(Records contained in a dataset)
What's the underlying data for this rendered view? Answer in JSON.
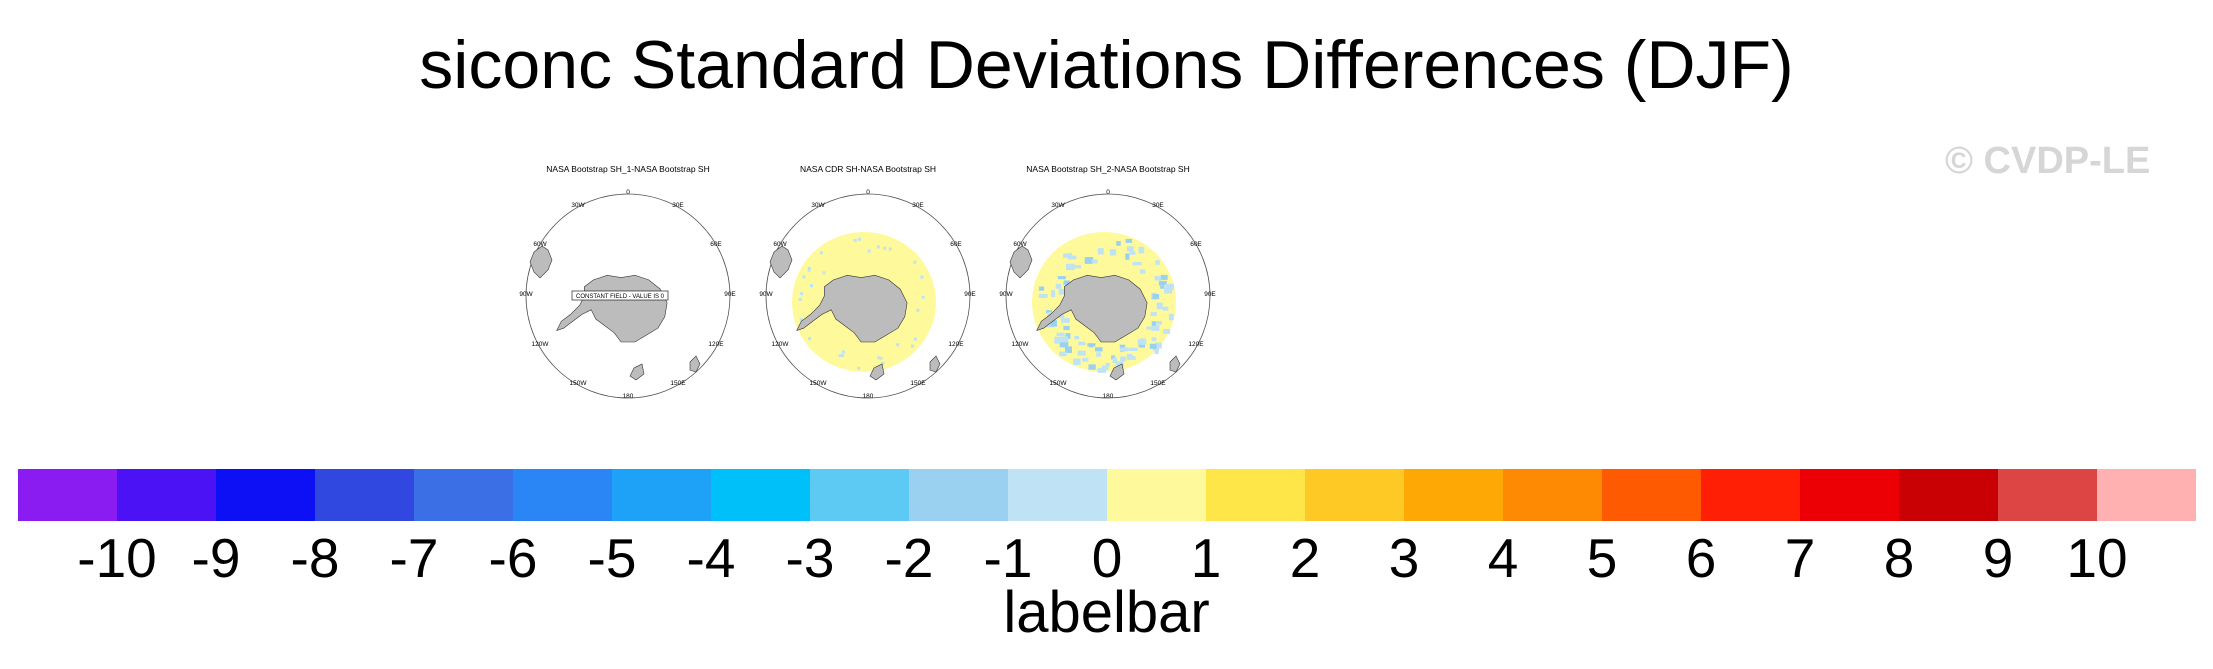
{
  "title": "siconc Standard Deviations Differences (DJF)",
  "watermark": "© CVDP-LE",
  "panels": [
    {
      "title": "NASA Bootstrap SH_1-NASA Bootstrap SH",
      "annotation": "CONSTANT FIELD - VALUE IS 0",
      "fill": "none"
    },
    {
      "title": "NASA CDR SH-NASA Bootstrap SH",
      "fill": "yellow"
    },
    {
      "title": "NASA Bootstrap SH_2-NASA Bootstrap SH",
      "fill": "mixed"
    }
  ],
  "map_labels": [
    "0",
    "30E",
    "60E",
    "90E",
    "120E",
    "150E",
    "180",
    "150W",
    "120W",
    "90W",
    "60W",
    "30W"
  ],
  "chart_data": {
    "type": "heatmap",
    "projection": "south polar stereographic",
    "variable": "siconc",
    "season": "DJF",
    "labelbar": {
      "title": "labelbar",
      "ticks": [
        "-10",
        "-9",
        "-8",
        "-7",
        "-6",
        "-5",
        "-4",
        "-3",
        "-2",
        "-1",
        "0",
        "1",
        "2",
        "3",
        "4",
        "5",
        "6",
        "7",
        "8",
        "9",
        "10"
      ],
      "colors": [
        "#8a1cf2",
        "#4a12f5",
        "#0d10f5",
        "#3048e0",
        "#3a6fe6",
        "#2a86f5",
        "#1ea2f7",
        "#00c0fa",
        "#5ccaf2",
        "#9ad1f0",
        "#bfe3f5",
        "#fef99a",
        "#fee548",
        "#fec825",
        "#fea806",
        "#fe8903",
        "#fe5a02",
        "#fe1f05",
        "#ec0005",
        "#c90004",
        "#dd4444",
        "#ffb1b1"
      ]
    }
  }
}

Written exercise: Find each line holding the string "Bootstrap" and copy it out.

Reply:
      "title": "NASA Bootstrap SH_1-NASA Bootstrap SH",
      "title": "NASA CDR SH-NASA Bootstrap SH",
      "title": "NASA Bootstrap SH_2-NASA Bootstrap SH",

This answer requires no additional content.